## Saved entries

::::::

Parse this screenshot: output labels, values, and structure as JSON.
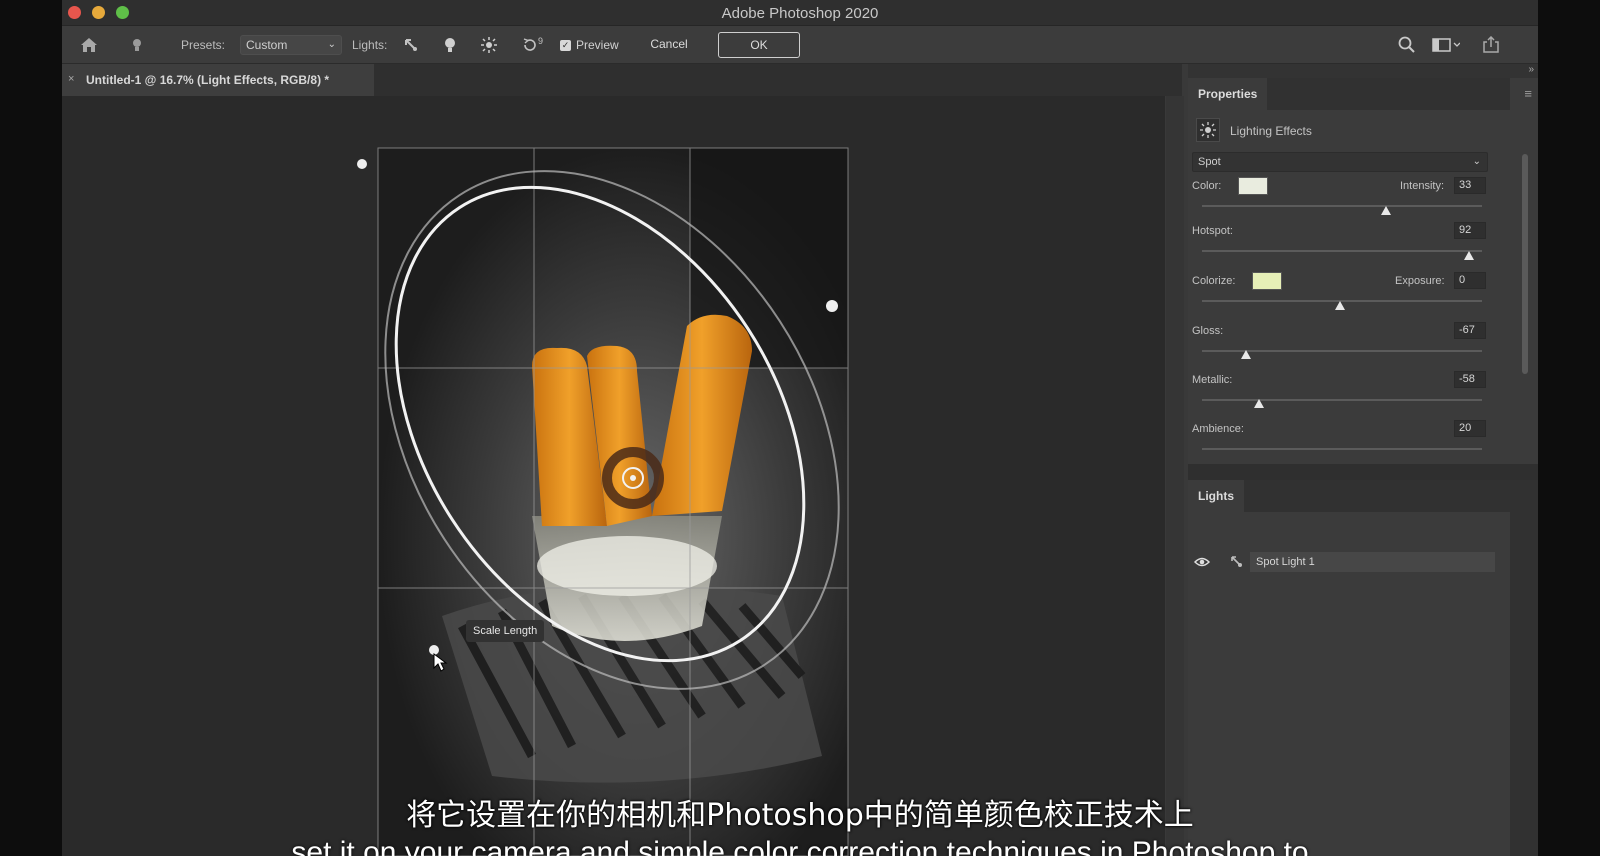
{
  "app": {
    "title": "Adobe Photoshop 2020"
  },
  "options_bar": {
    "presets_label": "Presets:",
    "presets_value": "Custom",
    "lights_label": "Lights:",
    "reset_superscript": "9",
    "preview_label": "Preview",
    "cancel_label": "Cancel",
    "ok_label": "OK",
    "icons": [
      "home-icon",
      "lightbulb-icon",
      "spot-light-icon",
      "point-light-icon",
      "infinite-light-icon",
      "reset-icon",
      "search-icon",
      "workspace-icon",
      "share-icon"
    ]
  },
  "document": {
    "tab_title": "Untitled-1 @ 16.7% (Light Effects, RGB/8) *",
    "close": "×"
  },
  "canvas": {
    "tooltip": "Scale Length"
  },
  "properties": {
    "tab_label": "Properties",
    "effect_name": "Lighting Effects",
    "light_type": "Spot",
    "color_label": "Color:",
    "color_hex": "#e9ecdf",
    "intensity_label": "Intensity:",
    "intensity": "33",
    "hotspot_label": "Hotspot:",
    "hotspot": "92",
    "colorize_label": "Colorize:",
    "colorize_hex": "#e6efb7",
    "exposure_label": "Exposure:",
    "exposure": "0",
    "gloss_label": "Gloss:",
    "gloss": "-67",
    "metallic_label": "Metallic:",
    "metallic": "-58",
    "ambience_label": "Ambience:",
    "ambience": "20"
  },
  "lights": {
    "tab_label": "Lights",
    "items": [
      "Spot Light 1"
    ]
  },
  "subtitles": {
    "cn": "将它设置在你的相机和Photoshop中的简单颜色校正技术上",
    "en": "set it on your camera and simple color correction techniques in Photoshop to"
  },
  "colors": {
    "ui_bg": "#393939",
    "canvas_bg": "#2a2a2a",
    "accent_red": "#e8564d"
  }
}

::::::

## What is needed
Only a number is wanted: how many lines contain "Effects"?

## Exercise response
2